- [Raw data]

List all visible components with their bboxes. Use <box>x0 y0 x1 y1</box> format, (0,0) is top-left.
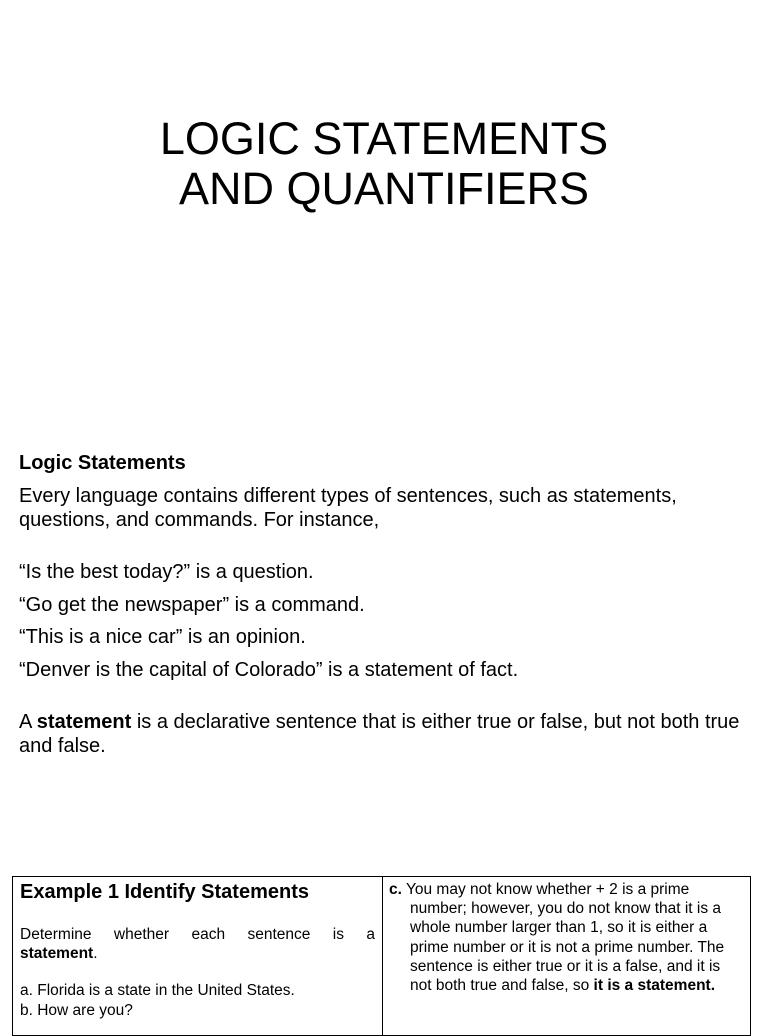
example-items-list <box>20 981 375 1020</box>
definition-prefix: A <box>19 710 37 733</box>
answer-text: You may not know whether + 2 is a prime number; however, you do not know that it is a whole number larger than 1, so it is either a prime number or it is not a prime number. The sentence is either true or it is a false, and it is not both true and false, so <box>401 881 725 995</box>
list-item: a. Florida is a state in the United States. <box>20 982 295 999</box>
example-heading: Example 1 Identify Statements <box>20 881 309 903</box>
example-instruction-term <box>20 944 375 963</box>
list-item: “Denver is the capital of Colorado” is a statement of fact. <box>19 658 519 681</box>
example-table <box>12 876 751 1036</box>
list-item: “This is a nice car” is an opinion. <box>19 626 306 648</box>
example-right-cell <box>383 877 751 1036</box>
list-item: “Is the best today?” is a question. <box>19 561 314 583</box>
intro-paragraph: Every language contains different types of sentences, such as statements, questions, and commands. For instance, <box>19 485 677 531</box>
slide-title <box>0 114 768 214</box>
section-heading: Logic Statements <box>19 452 186 474</box>
example-left-cell <box>13 877 383 1036</box>
sentence-examples-list <box>19 560 754 682</box>
definition-rest: is a declarative sentence that is either true or false, but not both true and false. <box>19 710 740 757</box>
list-item: “Go get the newspaper” is a command. <box>19 593 365 616</box>
title-line-2: AND QUANTIFIERS <box>178 163 590 214</box>
instruction-term: statement <box>20 945 94 962</box>
list-item: b. How are you? <box>20 1001 133 1019</box>
logic-statements-section <box>19 451 754 758</box>
statement-definition <box>19 710 754 758</box>
example-instruction: Determine whether each sentence is a <box>20 926 375 943</box>
definition-term: statement <box>36 710 132 733</box>
answer-conclusion: it is a statement. <box>593 977 716 995</box>
instruction-end: . <box>93 945 98 962</box>
title-line-1: LOGIC STATEMENTS <box>159 113 609 164</box>
answer-letter: c. <box>389 881 402 898</box>
example-answer-c <box>389 880 744 995</box>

- [Instruction] Recast every line of the data above as a JSON list of strings, one string per line, with blank lines skipped. Leave the pictures out of the answer.

- [Full answer]
[
  "List all visible components with their bboxes. Use <box>x0 y0 x1 y1</box> format, (0,0) is top-left.",
  "example-items-list <box>20 981 375 1020</box>",
  "definition-prefix: A <box>19 710 37 733</box>",
  "answer-text: You may not know whether + 2 is a prime number; however, you do not know that it is a whole number larger than 1, so it is either a prime number or it is not a prime number. The sentence is either true or it is a false, and it is not both true and false, so <box>401 881 725 995</box>",
  "list-item: a. Florida is a state in the United States. <box>20 982 295 999</box>",
  "example-heading: Example 1 Identify Statements <box>20 881 309 903</box>",
  "example-instruction-term <box>20 944 375 963</box>",
  "list-item: “Denver is the capital of Colorado” is a statement of fact. <box>19 658 519 681</box>",
  "example-table <box>12 876 751 1036</box>",
  "list-item: “This is a nice car” is an opinion. <box>19 626 306 648</box>",
  "example-right-cell <box>383 877 751 1036</box>",
  "list-item: “Is the best today?” is a question. <box>19 561 314 583</box>",
  "intro-paragraph: Every language contains different types of sentences, such as statements, questions, and commands. For instance, <box>19 485 677 531</box>",
  "slide-title <box>0 114 768 214</box>",
  "section-heading: Logic Statements <box>19 452 186 474</box>",
  "example-left-cell <box>13 877 383 1036</box>",
  "sentence-examples-list <box>19 560 754 682</box>",
  "definition-rest: is a declarative sentence that is either true or false, but not both true and false. <box>19 710 740 757</box>",
  "list-item: “Go get the newspaper” is a command. <box>19 593 365 616</box>",
  "title-line-2: AND QUANTIFIERS <box>178 163 590 214</box>",
  "instruction-term: statement <box>20 945 94 962</box>",
  "list-item: b. How are you? <box>20 1001 133 1019</box>",
  "logic-statements-section <box>19 451 754 758</box>",
  "statement-definition <box>19 710 754 758</box>",
  "example-instruction: Determine whether each sentence is a <box>20 926 375 943</box>",
  "definition-term: statement <box>36 710 132 733</box>",
  "answer-conclusion: it is a statement. <box>593 977 716 995</box>",
  "instruction-end: . <box>93 945 98 962</box>",
  "title-line-1: LOGIC STATEMENTS <box>159 113 609 164</box>",
  "answer-letter: c. <box>389 881 402 898</box>",
  "example-answer-c <box>389 880 744 995</box>"
]